[BEGIN]

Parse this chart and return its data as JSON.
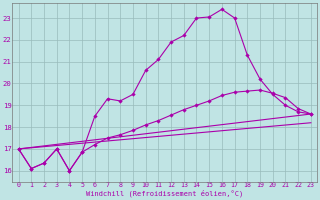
{
  "xlabel": "Windchill (Refroidissement éolien,°C)",
  "bg_color": "#c0e4e4",
  "line_color": "#aa00aa",
  "grid_color": "#99bbbb",
  "xlim": [
    -0.5,
    23.5
  ],
  "ylim": [
    15.5,
    23.7
  ],
  "xticks": [
    0,
    1,
    2,
    3,
    4,
    5,
    6,
    7,
    8,
    9,
    10,
    11,
    12,
    13,
    14,
    15,
    16,
    17,
    18,
    19,
    20,
    21,
    22,
    23
  ],
  "yticks": [
    16,
    17,
    18,
    19,
    20,
    21,
    22,
    23
  ],
  "line1_x": [
    0,
    1,
    2,
    3,
    4,
    5,
    6,
    7,
    8,
    9,
    10,
    11,
    12,
    13,
    14,
    15,
    16,
    17,
    18,
    19,
    20,
    21,
    22,
    23
  ],
  "line1_y": [
    17.0,
    16.1,
    16.35,
    17.0,
    16.0,
    16.85,
    18.5,
    19.3,
    19.2,
    19.5,
    20.6,
    21.1,
    21.9,
    22.2,
    23.0,
    23.05,
    23.4,
    23.0,
    21.3,
    20.2,
    19.5,
    19.0,
    18.7,
    18.6
  ],
  "line2_x": [
    0,
    1,
    2,
    3,
    4,
    5,
    6,
    7,
    8,
    9,
    10,
    11,
    12,
    13,
    14,
    15,
    16,
    17,
    18,
    19,
    20,
    21,
    22,
    23
  ],
  "line2_y": [
    17.0,
    16.1,
    16.35,
    17.0,
    16.0,
    16.85,
    17.2,
    17.5,
    17.65,
    17.85,
    18.1,
    18.3,
    18.55,
    18.8,
    19.0,
    19.2,
    19.45,
    19.6,
    19.65,
    19.7,
    19.55,
    19.35,
    18.85,
    18.6
  ],
  "line3_x": [
    0,
    23
  ],
  "line3_y": [
    17.0,
    18.6
  ],
  "line4_x": [
    0,
    23
  ],
  "line4_y": [
    17.0,
    18.2
  ]
}
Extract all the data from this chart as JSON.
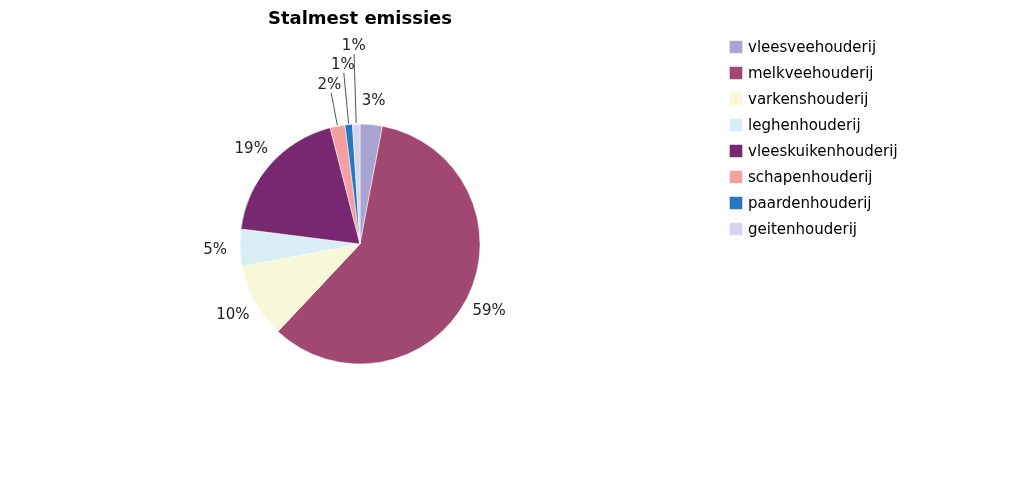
{
  "chart_data": {
    "type": "pie",
    "title": "Stalmest emissies",
    "categories": [
      "vleesveehouderij",
      "melkveehouderij",
      "varkenshouderij",
      "leghenhouderij",
      "vleeskuikenhouderij",
      "schapenhouderij",
      "paardenhouderij",
      "geitenhouderij"
    ],
    "values": [
      3,
      59,
      10,
      5,
      19,
      2,
      1,
      1
    ],
    "value_labels": [
      "3%",
      "59%",
      "10%",
      "5%",
      "19%",
      "2%",
      "1%",
      "1%"
    ],
    "colors": [
      "#a9a5d3",
      "#a04870",
      "#f8f8d8",
      "#d8eef4",
      "#782870",
      "#f4a0a0",
      "#2878c0",
      "#d8d4ec"
    ],
    "legend": "right"
  }
}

[END]

* [INSTRUCTION]
Output an exact copy of the lines from the one with "Extract all the data from this chart as JSON." through the closing line of the records, inclusive, without any images.

* [CORRECT OUTPUT]
Extract all the data from this chart as JSON.
{
  "chart_data": {
    "type": "pie",
    "title": "Stalmest emissies",
    "categories": [
      "vleesveehouderij",
      "melkveehouderij",
      "varkenshouderij",
      "leghenhouderij",
      "vleeskuikenhouderij",
      "schapenhouderij",
      "paardenhouderij",
      "geitenhouderij"
    ],
    "values": [
      3,
      59,
      10,
      5,
      19,
      2,
      1,
      1
    ],
    "value_labels": [
      "3%",
      "59%",
      "10%",
      "5%",
      "19%",
      "2%",
      "1%",
      "1%"
    ],
    "colors": [
      "#a9a5d3",
      "#a04870",
      "#f8f8d8",
      "#d8eef4",
      "#782870",
      "#f4a0a0",
      "#2878c0",
      "#d8d4ec"
    ],
    "legend": "right"
  }
}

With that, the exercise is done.